**Set exercise:** Take the material below and write it all out again exactly.

(Entries from a dataset)
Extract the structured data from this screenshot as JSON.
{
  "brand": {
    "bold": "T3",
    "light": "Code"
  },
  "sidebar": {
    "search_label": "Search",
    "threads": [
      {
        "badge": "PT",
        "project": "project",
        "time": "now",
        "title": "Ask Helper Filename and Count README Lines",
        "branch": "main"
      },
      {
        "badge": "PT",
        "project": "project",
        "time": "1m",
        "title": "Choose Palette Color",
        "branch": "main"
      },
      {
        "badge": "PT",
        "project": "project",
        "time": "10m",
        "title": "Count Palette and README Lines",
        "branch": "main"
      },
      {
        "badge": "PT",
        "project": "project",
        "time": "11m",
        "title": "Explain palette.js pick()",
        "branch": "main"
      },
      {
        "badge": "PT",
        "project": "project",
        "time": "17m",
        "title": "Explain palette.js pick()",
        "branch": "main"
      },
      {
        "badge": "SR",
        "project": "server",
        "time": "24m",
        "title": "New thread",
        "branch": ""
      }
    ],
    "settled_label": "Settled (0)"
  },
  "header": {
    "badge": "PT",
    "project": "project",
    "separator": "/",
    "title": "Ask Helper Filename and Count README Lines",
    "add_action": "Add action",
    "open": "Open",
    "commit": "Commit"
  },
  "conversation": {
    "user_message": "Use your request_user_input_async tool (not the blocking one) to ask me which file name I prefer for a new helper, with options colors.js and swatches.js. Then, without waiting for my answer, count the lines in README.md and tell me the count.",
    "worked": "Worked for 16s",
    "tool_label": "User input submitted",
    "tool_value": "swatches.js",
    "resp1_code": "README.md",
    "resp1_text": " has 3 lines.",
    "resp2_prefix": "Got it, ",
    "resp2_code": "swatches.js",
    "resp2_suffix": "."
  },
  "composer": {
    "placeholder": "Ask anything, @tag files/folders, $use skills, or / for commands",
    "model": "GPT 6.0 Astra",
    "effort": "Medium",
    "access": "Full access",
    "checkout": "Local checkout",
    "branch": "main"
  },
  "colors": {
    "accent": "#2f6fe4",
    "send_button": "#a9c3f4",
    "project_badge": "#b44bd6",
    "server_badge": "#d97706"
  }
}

**Finished task:**
Extract the structured data from this screenshot as JSON.
{
  "brand": {
    "bold": "T3",
    "light": "Code"
  },
  "sidebar": {
    "search_label": "Search",
    "threads": [
      {
        "badge": "PT",
        "project": "project",
        "time": "now",
        "title": "Ask Helper Filename and Count README Lines",
        "branch": "main"
      },
      {
        "badge": "PT",
        "project": "project",
        "time": "1m",
        "title": "Choose Palette Color",
        "branch": "main"
      },
      {
        "badge": "PT",
        "project": "project",
        "time": "10m",
        "title": "Count Palette and README Lines",
        "branch": "main"
      },
      {
        "badge": "PT",
        "project": "project",
        "time": "11m",
        "title": "Explain palette.js pick()",
        "branch": "main"
      },
      {
        "badge": "PT",
        "project": "project",
        "time": "17m",
        "title": "Explain palette.js pick()",
        "branch": "main"
      },
      {
        "badge": "SR",
        "project": "server",
        "time": "24m",
        "title": "New thread",
        "branch": ""
      }
    ],
    "settled_label": "Settled (0)"
  },
  "header": {
    "badge": "PT",
    "project": "project",
    "separator": "/",
    "title": "Ask Helper Filename and Count README Lines",
    "add_action": "Add action",
    "open": "Open",
    "commit": "Commit"
  },
  "conversation": {
    "user_message": "Use your request_user_input_async tool (not the blocking one) to ask me which file name I prefer for a new helper, with options colors.js and swatches.js. Then, without waiting for my answer, count the lines in README.md and tell me the count.",
    "worked": "Worked for 16s",
    "tool_label": "User input submitted",
    "tool_value": "swatches.js",
    "resp1_code": "README.md",
    "resp1_text": " has 3 lines.",
    "resp2_prefix": "Got it, ",
    "resp2_code": "swatches.js",
    "resp2_suffix": "."
  },
  "composer": {
    "placeholder": "Ask anything, @tag files/folders, $use skills, or / for commands",
    "model": "GPT 6.0 Astra",
    "effort": "Medium",
    "access": "Full access",
    "checkout": "Local checkout",
    "branch": "main"
  },
  "colors": {
    "accent": "#2f6fe4",
    "send_button": "#a9c3f4",
    "project_badge": "#b44bd6",
    "server_badge": "#d97706"
  }
}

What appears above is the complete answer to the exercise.